Check each line of the data below for the word "Funkcijos", then extract the ones that have it.

◇ ◇ ◇ ◇ ◇ ◇ ◇

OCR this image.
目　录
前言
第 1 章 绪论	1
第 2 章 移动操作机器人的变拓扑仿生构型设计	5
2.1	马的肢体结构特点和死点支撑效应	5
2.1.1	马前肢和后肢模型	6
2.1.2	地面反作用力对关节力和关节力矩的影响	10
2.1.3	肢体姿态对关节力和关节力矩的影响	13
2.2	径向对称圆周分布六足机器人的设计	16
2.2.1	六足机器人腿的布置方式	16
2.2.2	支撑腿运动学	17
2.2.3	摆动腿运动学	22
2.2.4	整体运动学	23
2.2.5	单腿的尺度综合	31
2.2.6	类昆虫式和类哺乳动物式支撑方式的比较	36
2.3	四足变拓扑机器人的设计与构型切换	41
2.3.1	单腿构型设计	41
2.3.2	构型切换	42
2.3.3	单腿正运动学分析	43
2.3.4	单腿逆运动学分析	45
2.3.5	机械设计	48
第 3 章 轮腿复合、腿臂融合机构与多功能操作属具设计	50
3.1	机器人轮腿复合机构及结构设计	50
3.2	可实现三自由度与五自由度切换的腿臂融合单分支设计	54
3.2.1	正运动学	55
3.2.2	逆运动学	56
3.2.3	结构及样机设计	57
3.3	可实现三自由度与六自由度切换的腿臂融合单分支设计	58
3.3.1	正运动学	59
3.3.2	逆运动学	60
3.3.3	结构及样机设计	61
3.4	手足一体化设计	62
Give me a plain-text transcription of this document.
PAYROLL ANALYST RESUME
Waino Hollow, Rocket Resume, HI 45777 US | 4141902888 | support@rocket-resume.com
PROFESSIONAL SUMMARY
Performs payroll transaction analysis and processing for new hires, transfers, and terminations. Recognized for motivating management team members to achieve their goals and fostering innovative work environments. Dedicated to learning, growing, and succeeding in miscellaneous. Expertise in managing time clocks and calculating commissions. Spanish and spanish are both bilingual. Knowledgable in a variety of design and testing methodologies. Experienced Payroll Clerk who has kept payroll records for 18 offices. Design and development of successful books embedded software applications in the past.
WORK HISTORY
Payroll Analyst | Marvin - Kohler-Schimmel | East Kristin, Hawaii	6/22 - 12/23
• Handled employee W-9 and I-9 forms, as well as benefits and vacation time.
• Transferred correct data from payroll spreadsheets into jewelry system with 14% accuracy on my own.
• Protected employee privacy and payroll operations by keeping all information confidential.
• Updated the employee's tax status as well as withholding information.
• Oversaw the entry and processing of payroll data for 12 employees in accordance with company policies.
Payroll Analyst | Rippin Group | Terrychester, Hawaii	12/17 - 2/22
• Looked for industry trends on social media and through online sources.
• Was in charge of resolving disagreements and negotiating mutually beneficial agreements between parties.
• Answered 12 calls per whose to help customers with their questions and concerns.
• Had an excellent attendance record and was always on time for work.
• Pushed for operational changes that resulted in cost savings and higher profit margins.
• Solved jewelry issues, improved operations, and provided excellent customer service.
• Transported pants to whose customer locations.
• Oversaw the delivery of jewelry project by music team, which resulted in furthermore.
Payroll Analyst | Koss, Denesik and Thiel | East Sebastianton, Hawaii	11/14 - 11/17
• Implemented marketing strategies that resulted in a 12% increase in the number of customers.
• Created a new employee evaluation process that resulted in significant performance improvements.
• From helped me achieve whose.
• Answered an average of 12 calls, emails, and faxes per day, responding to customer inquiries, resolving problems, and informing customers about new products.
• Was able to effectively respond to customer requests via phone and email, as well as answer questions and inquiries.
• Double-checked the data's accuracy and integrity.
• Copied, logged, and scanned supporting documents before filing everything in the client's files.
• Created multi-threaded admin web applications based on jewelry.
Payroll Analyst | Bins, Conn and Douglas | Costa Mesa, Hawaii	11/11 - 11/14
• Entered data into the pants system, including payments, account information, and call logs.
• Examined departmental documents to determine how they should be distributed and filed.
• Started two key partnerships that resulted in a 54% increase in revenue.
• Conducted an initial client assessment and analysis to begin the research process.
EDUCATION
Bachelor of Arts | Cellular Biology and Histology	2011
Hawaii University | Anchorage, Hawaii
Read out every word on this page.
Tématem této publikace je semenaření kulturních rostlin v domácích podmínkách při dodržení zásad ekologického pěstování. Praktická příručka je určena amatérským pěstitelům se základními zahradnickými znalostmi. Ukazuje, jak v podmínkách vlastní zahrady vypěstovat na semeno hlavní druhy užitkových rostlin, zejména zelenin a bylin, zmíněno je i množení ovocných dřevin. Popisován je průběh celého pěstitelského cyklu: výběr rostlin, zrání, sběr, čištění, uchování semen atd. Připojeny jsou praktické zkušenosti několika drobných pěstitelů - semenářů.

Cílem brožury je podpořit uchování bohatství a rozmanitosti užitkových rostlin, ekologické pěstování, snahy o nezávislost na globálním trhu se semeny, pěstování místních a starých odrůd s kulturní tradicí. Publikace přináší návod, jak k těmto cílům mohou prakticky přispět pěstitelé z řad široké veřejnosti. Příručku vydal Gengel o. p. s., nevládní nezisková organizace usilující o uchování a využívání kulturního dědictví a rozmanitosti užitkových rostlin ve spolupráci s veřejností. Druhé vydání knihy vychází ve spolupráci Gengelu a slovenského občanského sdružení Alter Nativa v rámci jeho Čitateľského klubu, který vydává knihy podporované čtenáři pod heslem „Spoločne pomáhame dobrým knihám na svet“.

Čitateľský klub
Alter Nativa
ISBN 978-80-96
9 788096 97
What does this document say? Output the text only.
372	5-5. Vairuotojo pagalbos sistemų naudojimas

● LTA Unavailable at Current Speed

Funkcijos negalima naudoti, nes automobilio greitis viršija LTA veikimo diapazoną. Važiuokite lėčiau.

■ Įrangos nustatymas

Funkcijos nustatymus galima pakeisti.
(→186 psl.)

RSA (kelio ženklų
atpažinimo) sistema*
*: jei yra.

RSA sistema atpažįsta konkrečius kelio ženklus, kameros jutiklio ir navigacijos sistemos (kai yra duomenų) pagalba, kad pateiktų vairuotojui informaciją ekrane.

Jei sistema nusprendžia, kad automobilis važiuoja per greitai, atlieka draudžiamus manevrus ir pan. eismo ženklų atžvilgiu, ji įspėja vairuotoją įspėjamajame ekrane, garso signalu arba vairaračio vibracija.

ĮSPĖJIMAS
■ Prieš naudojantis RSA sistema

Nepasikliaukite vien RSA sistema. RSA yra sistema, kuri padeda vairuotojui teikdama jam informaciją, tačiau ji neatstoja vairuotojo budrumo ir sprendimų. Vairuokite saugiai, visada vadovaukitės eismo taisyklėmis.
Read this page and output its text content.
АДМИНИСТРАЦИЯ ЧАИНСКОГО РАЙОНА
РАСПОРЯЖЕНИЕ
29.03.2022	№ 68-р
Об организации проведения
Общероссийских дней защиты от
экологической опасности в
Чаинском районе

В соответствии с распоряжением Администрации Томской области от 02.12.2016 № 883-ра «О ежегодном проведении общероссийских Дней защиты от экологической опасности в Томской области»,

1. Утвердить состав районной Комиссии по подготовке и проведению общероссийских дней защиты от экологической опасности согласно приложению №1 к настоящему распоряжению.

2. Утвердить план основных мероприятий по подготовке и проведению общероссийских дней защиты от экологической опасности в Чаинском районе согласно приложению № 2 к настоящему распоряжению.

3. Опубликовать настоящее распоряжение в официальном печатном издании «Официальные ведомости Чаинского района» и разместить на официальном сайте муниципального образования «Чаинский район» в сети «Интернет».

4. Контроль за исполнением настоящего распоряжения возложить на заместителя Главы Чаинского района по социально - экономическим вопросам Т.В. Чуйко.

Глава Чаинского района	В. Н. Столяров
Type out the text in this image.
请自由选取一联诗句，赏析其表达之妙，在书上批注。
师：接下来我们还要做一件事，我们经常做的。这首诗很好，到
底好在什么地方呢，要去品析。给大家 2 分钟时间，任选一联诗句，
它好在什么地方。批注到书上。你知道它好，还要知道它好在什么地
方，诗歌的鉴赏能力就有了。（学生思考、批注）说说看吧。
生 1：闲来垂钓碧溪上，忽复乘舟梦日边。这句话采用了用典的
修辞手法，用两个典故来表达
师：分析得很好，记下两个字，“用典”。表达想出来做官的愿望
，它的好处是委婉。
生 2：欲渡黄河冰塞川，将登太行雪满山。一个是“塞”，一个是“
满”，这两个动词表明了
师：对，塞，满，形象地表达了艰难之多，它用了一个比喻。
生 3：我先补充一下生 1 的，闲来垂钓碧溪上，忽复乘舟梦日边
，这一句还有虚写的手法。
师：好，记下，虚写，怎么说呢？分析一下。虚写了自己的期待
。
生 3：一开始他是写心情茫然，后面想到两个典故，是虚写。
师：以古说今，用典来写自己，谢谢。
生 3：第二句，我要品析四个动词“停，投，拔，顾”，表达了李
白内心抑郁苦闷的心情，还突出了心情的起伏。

◇ ◇ ◇ ◇ ◇ ◇ ◇

▶ COMPLETED TASK
Funkcijos negalima naudoti, nes automobilio greitis viršija LTA veikimo diapazoną. Važiuokite lėčiau.
Funkcijos nustatymus galima pakeisti.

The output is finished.